_Dataset excerpts:_

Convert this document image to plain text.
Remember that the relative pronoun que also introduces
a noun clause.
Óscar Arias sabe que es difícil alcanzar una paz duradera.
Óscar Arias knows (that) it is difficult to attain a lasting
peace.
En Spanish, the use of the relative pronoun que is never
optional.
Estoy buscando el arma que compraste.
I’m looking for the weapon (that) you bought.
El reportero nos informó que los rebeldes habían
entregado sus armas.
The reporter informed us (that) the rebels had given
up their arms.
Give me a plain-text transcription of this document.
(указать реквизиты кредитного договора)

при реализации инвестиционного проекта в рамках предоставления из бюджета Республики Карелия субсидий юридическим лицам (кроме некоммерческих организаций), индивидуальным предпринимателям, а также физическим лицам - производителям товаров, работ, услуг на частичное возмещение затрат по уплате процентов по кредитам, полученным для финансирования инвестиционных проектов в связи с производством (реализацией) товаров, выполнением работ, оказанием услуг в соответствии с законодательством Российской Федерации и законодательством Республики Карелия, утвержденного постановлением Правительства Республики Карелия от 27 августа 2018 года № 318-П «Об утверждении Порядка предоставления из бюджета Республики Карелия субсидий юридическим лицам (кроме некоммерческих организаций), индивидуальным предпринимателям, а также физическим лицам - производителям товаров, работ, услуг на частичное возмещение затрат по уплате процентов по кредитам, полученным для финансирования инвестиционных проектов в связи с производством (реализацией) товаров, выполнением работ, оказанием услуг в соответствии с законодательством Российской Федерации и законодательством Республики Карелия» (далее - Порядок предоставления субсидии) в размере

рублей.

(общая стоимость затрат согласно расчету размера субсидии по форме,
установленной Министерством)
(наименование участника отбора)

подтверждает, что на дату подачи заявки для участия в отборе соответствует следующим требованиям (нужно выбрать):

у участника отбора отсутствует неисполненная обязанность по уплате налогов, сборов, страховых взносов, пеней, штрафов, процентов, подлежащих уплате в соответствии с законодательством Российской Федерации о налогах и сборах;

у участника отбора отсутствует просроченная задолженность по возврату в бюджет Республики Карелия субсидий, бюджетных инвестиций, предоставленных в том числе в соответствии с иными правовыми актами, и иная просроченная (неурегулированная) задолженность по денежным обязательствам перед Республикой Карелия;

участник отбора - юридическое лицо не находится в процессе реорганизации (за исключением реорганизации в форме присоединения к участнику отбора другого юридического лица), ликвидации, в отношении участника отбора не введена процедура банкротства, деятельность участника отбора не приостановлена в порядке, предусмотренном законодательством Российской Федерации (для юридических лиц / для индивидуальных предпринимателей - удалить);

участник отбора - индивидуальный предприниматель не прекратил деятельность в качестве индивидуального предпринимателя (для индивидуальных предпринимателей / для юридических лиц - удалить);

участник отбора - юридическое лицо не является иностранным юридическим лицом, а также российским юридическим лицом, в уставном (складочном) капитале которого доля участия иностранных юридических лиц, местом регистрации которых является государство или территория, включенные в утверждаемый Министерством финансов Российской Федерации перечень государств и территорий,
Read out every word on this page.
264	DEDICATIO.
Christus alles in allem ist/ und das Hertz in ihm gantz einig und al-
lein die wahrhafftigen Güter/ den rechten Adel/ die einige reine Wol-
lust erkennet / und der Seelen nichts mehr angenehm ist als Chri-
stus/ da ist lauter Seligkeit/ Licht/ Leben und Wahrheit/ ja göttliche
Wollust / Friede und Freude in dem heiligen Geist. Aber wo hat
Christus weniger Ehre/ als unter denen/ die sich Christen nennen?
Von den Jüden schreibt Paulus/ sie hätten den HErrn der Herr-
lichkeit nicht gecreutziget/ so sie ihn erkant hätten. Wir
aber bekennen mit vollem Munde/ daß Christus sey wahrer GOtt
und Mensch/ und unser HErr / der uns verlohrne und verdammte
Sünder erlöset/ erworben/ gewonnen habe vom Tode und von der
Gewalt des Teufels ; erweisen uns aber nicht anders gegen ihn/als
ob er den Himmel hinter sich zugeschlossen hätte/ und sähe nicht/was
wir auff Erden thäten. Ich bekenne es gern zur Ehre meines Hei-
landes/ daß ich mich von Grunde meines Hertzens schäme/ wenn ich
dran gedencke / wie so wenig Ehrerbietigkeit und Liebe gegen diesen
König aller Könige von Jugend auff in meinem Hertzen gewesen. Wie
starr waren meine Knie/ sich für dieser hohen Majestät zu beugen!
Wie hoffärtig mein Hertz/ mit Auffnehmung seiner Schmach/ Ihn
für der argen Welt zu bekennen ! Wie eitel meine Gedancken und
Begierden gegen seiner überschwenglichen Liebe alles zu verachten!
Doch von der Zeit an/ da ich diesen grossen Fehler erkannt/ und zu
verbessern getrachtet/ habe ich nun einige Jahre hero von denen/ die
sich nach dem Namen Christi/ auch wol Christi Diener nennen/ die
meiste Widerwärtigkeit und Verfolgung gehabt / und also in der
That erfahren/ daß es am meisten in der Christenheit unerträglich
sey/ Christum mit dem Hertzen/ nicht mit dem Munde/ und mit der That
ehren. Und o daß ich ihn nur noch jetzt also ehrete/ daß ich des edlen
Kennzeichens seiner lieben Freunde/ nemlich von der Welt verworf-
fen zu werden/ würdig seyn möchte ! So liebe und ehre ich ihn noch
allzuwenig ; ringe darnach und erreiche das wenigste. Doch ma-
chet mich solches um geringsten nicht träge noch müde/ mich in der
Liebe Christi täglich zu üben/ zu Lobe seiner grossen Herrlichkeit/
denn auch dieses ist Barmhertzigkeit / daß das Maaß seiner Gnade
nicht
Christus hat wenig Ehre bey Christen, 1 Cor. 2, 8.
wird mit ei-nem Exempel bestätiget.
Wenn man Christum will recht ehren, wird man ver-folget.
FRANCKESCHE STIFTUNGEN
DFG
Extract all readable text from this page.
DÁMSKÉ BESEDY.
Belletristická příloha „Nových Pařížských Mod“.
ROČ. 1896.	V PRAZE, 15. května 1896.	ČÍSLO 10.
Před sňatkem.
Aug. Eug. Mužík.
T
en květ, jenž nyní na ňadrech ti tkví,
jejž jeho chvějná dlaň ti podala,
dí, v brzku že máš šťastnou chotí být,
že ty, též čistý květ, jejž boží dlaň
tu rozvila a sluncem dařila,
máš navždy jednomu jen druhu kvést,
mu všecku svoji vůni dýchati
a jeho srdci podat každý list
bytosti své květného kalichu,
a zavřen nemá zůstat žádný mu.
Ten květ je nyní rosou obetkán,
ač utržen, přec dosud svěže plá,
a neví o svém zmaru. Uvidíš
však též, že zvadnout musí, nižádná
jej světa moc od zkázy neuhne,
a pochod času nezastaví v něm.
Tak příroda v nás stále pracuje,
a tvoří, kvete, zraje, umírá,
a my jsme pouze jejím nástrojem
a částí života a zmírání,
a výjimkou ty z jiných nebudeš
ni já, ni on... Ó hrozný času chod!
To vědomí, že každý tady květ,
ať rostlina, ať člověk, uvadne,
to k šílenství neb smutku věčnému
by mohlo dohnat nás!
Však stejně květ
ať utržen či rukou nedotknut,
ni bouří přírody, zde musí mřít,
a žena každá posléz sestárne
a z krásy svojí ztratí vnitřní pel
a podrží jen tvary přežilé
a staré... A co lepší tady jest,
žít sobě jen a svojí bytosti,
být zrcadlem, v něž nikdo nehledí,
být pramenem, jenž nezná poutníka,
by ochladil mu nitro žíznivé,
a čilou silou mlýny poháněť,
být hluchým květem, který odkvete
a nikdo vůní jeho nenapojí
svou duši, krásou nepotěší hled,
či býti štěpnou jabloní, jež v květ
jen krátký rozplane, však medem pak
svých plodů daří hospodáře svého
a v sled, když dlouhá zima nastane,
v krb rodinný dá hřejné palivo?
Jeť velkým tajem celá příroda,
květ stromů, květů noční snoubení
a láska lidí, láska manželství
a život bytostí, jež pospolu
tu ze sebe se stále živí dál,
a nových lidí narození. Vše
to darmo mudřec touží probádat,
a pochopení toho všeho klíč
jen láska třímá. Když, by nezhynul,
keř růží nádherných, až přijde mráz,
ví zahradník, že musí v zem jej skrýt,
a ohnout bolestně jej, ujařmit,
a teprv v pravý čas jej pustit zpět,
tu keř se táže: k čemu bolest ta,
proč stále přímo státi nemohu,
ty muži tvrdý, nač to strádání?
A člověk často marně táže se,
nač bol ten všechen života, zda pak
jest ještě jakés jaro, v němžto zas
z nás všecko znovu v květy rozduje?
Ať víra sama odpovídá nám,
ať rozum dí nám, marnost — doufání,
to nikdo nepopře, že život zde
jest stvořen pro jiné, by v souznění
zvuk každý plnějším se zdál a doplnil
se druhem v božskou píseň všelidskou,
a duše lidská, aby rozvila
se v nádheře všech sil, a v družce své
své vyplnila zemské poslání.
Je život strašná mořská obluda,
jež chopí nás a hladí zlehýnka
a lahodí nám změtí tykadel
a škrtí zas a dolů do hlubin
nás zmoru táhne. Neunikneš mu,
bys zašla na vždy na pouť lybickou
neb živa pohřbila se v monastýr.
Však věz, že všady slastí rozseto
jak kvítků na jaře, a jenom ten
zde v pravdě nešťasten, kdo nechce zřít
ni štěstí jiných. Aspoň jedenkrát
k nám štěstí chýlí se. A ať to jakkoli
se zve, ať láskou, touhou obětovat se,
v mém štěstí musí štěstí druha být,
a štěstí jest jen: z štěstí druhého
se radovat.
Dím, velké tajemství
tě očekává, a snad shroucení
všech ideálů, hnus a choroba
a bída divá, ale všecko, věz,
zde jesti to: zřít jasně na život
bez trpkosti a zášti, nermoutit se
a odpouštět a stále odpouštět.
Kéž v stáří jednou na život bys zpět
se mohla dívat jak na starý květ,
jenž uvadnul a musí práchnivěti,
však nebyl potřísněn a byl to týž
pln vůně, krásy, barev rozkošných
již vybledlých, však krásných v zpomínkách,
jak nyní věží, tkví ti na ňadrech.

_Exercise requirements:_
Go through the listing above and locate each line that holds the word "diesen". Copy those lines.

_Completed task:_
dran gedencke / wie so wenig Ehrerbietigkeit und Liebe gegen diesen
Doch von der Zeit an/ da ich diesen grossen Fehler erkannt/ und zu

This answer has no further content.